▸ OBJECTIVES
1) Answer these about the noscript parsing post:
(a) When was the upstream issue about <noscript> parsing opened?
(b) Which library does goquery use?
(c) Who implemented <noscript> parsing in <body>, and in what month and year?
2) Please reproduce the stretch of the noscript parsing post from "In goquery's issue" through "noscript.SetHtml(noscript.Text())".

▸ PASSAGE TO READ
§ §
This looks like a terrible idea, and shouldn't be hard to replace with something better like this:

doc.Find("noscript").Each(func(i int, noscript *goquery.Selection) {
      if img := noscript.Find("img"); img.Length() == 1 {
              img.Unwrap()
              changed = true
      }
})

Unfortunately, it didn't work, and led to a significant amount of time being wasted spent trying to debug/understand what was going on. Turns out goquery is using cascadia, which in turn uses go's x/net/html, which is parsing html with scripting enabled, making it not play nice with <noscript> tags. An issue has been opened upstream in July 2016, and closed by a fix from April 2019, but unfortunately it only works for <noscript> tags in <head>, meh.

In goquery's issue on the topic, someone suggested to use something like this, to populate <noscript>'s html content:

root.Find(`noscript`).Each(func(i int, noscript *goquery.Selection) {
    noscript.SetHtml(noscript.Text())
})

Unfortunately, this didn't work for me. An horrible alternative would be to use x/net/html or goquery to manually parse noscript.Html(), but this would be ridiculously overkill, surely there is a better way. ParseOptionEnableScripting's documentation doesn't say anything about <head> context, and by looking at the history of html/parse.go, we can see that namusyaka implemented <noscript> parsing in <body> as well in December 2019! So the proper solution is this simple diff:

-       doc, err := goquery.NewDocumentFromReader(strings.NewReader(entryContent))
+       parserHtml, err := nethtml.ParseWithOptions(strings.NewReader(entryContent), nethtml.ParseOptionEnableScripting(false))
+       doc := goquery.NewDocumentFromNode(parserHtml)

The corresponding miniflux pull-request can be found here, no more ugly regex! May this little blogpost prevent other from wasting as much time as I did.
§ §
▸ DATASET SECTION

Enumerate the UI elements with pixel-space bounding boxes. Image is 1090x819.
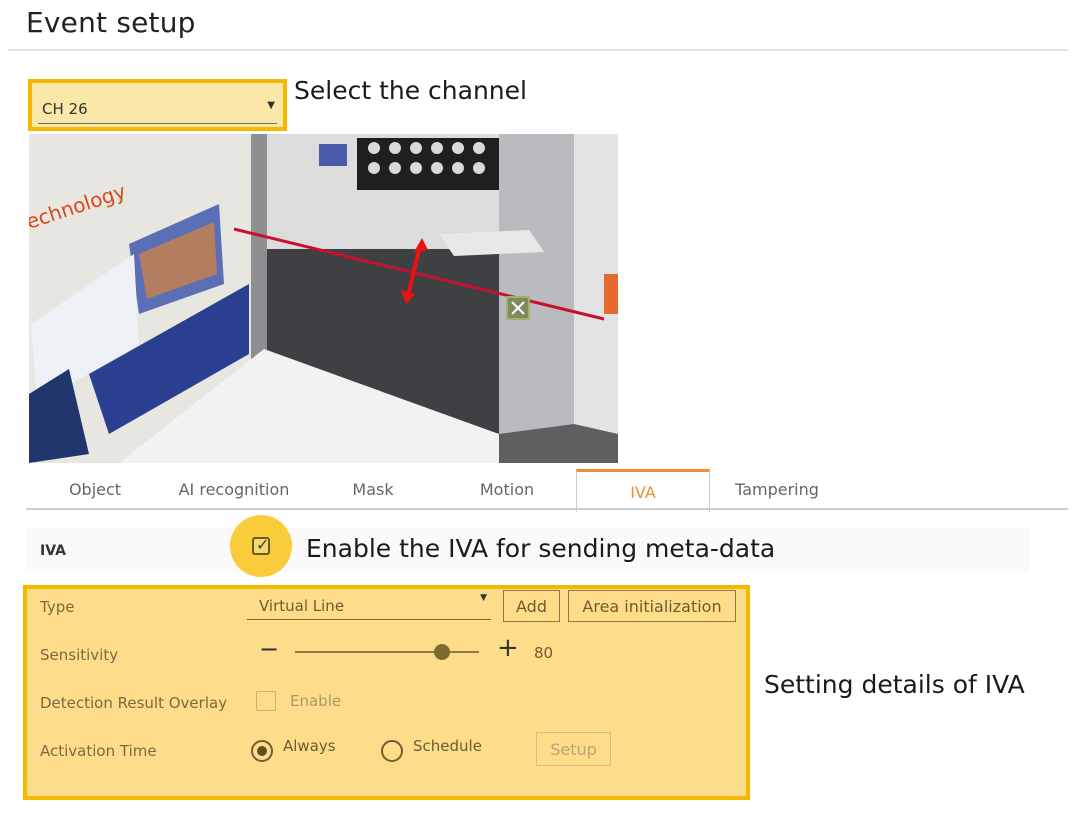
§ §
▸ ANSWERS
1)
(a) July 2016
(b) cascadia
(c) namusyaka, December 2019

2)
In goquery's issue on the topic, someone suggested to use something like this, to populate <noscript>'s html content:

root.Find(`noscript`).Each(func(i int, noscript *goquery.Selection) {
    noscript.SetHtml(noscript.Text())